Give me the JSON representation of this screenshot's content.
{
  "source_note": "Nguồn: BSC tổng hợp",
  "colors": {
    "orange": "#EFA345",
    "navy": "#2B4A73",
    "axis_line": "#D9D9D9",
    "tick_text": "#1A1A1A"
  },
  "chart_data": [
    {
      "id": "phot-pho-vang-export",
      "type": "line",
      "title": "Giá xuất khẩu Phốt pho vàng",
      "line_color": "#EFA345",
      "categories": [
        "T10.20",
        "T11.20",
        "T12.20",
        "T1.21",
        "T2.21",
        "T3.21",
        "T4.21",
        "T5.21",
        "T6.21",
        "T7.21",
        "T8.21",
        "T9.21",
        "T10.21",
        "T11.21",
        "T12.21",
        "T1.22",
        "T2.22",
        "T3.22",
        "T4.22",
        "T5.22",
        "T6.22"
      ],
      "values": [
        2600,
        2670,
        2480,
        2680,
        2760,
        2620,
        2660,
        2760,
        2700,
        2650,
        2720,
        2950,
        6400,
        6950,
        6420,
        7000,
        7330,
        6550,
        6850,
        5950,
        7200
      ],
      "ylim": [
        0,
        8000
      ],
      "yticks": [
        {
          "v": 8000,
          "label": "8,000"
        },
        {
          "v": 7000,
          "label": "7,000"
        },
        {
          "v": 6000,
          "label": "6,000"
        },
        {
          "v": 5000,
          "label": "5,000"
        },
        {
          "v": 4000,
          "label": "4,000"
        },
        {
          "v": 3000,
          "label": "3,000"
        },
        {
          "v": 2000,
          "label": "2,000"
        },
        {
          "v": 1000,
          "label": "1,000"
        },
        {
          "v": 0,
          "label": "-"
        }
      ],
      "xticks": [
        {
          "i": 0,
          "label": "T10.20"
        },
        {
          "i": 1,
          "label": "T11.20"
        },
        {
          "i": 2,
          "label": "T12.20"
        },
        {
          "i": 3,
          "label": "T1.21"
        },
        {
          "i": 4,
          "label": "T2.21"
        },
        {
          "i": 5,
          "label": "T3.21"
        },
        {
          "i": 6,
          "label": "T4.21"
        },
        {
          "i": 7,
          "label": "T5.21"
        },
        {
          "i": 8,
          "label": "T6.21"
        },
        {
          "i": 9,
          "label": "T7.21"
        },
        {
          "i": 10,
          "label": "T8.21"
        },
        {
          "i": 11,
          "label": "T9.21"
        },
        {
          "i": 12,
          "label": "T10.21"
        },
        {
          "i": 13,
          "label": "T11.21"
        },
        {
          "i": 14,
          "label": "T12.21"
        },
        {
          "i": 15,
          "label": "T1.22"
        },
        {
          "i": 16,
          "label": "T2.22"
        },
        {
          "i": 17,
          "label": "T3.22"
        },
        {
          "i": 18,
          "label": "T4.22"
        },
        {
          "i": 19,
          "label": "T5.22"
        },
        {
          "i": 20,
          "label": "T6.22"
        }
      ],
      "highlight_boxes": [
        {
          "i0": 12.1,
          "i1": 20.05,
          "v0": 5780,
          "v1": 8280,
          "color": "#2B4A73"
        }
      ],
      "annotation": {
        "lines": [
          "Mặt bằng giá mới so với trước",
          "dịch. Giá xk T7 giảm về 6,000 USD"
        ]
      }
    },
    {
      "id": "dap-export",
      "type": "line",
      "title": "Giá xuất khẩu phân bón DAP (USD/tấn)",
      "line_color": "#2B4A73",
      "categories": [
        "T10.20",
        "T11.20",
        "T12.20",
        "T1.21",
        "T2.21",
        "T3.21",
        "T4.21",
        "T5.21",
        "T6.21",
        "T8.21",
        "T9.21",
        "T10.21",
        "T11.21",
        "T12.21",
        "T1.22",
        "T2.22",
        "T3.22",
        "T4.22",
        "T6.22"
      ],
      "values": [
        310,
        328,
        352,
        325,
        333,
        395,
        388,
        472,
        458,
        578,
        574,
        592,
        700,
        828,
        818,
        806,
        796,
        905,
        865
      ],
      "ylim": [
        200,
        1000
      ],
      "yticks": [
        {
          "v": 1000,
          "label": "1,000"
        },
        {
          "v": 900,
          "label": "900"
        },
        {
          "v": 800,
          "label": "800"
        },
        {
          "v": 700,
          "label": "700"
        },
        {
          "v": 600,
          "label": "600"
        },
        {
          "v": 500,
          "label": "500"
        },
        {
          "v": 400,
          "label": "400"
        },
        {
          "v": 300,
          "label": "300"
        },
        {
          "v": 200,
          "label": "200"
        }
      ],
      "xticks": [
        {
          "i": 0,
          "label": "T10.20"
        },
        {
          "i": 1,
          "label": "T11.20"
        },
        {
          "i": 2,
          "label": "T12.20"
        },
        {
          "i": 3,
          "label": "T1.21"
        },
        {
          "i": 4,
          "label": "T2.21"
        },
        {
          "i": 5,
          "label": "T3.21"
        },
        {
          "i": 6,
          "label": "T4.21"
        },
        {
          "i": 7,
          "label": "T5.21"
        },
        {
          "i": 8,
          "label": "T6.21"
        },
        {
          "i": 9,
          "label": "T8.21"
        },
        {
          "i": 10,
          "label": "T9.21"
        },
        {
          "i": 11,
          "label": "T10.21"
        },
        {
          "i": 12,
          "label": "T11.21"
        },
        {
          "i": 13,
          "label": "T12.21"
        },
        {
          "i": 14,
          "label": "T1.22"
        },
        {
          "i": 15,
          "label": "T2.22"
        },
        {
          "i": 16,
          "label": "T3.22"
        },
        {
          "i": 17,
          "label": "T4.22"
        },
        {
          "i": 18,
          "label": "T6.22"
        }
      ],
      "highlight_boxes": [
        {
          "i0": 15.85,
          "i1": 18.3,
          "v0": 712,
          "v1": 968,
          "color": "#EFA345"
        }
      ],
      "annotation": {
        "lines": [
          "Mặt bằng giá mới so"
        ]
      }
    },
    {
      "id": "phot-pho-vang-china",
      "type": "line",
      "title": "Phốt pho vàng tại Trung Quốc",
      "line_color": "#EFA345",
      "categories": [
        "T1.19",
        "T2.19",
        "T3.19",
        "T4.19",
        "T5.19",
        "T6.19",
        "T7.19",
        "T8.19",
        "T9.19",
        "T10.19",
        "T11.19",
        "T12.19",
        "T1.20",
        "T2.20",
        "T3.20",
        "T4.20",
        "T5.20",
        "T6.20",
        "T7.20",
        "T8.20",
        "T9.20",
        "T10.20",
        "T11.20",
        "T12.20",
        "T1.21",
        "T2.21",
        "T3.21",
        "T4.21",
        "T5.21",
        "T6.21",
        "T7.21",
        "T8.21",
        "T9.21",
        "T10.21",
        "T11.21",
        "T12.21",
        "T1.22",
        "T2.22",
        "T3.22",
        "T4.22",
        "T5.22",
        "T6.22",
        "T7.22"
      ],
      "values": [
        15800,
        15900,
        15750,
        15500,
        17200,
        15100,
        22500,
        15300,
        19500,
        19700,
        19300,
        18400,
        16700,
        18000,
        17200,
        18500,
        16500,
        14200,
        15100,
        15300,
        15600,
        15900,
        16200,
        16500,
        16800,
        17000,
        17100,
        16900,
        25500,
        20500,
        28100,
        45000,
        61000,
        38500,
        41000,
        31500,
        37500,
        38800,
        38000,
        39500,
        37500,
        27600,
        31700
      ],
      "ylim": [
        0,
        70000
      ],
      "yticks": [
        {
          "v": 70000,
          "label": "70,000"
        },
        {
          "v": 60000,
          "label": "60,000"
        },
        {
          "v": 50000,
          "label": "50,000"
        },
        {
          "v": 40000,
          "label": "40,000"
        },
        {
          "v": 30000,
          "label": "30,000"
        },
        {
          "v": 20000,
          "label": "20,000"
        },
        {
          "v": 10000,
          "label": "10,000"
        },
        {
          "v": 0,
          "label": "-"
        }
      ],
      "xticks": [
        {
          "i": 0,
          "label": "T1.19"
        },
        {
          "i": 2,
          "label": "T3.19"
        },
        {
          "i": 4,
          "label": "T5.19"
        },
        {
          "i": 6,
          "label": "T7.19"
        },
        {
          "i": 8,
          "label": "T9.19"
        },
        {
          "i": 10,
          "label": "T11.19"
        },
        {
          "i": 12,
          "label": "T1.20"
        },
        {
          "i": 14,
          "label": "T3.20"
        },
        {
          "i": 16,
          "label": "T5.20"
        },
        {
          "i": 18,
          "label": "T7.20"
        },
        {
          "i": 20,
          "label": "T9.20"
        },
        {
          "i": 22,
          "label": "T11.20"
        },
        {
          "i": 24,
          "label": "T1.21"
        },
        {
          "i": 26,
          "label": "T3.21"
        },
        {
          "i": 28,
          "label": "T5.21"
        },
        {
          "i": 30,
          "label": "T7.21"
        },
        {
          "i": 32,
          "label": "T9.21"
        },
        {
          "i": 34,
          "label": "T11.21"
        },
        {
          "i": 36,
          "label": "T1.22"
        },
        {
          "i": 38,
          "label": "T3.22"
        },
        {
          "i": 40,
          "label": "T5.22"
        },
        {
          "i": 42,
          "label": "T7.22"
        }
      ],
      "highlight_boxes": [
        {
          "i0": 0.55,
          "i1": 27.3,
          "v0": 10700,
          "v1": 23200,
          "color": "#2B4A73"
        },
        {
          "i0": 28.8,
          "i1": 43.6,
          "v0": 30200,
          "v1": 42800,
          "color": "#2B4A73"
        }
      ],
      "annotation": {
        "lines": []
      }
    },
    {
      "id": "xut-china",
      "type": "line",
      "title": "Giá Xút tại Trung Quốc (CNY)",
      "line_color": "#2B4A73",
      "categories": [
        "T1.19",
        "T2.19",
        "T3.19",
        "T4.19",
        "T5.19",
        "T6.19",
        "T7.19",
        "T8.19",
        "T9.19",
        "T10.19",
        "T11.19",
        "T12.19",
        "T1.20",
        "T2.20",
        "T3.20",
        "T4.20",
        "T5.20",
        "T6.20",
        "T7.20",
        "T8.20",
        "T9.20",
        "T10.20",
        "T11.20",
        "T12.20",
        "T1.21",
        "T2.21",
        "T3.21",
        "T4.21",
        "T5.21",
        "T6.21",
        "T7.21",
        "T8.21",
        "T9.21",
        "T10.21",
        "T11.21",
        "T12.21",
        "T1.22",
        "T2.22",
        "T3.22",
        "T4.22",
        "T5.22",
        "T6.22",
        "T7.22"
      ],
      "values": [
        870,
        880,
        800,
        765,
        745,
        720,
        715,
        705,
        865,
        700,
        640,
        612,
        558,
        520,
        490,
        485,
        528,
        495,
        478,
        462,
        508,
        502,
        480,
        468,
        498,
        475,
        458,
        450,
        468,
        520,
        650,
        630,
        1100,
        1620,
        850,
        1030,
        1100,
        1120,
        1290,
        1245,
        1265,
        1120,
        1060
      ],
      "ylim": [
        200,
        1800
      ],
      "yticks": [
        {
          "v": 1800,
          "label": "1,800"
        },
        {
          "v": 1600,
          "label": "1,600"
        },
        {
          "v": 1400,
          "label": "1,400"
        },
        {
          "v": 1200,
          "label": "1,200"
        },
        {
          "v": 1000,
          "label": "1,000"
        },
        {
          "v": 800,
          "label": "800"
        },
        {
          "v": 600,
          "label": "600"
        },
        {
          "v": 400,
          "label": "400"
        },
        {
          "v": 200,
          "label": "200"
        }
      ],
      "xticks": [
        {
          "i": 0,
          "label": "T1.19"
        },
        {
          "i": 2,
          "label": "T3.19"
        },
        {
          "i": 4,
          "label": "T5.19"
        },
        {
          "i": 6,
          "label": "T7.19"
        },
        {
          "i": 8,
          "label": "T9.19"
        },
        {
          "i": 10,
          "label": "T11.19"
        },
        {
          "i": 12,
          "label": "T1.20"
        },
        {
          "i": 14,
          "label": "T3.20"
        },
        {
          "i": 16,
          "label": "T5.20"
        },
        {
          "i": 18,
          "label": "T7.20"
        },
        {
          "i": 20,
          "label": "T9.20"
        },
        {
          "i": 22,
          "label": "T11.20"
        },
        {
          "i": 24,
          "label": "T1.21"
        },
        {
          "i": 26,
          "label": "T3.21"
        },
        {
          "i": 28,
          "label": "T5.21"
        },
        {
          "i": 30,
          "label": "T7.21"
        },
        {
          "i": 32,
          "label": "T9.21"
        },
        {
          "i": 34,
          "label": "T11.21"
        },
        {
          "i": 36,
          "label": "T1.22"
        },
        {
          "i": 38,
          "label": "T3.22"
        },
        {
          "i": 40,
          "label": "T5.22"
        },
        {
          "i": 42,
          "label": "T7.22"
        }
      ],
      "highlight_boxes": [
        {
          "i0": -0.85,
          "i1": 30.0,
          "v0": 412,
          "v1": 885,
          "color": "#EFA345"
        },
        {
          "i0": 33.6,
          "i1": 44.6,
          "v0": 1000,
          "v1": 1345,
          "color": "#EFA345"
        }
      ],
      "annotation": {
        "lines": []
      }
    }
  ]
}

++++++++

Request: Pull out every line of the entries that includes the word "vang".

Answer for this exercise:
      "id": "phot-pho-vang-export",
      "id": "phot-pho-vang-china",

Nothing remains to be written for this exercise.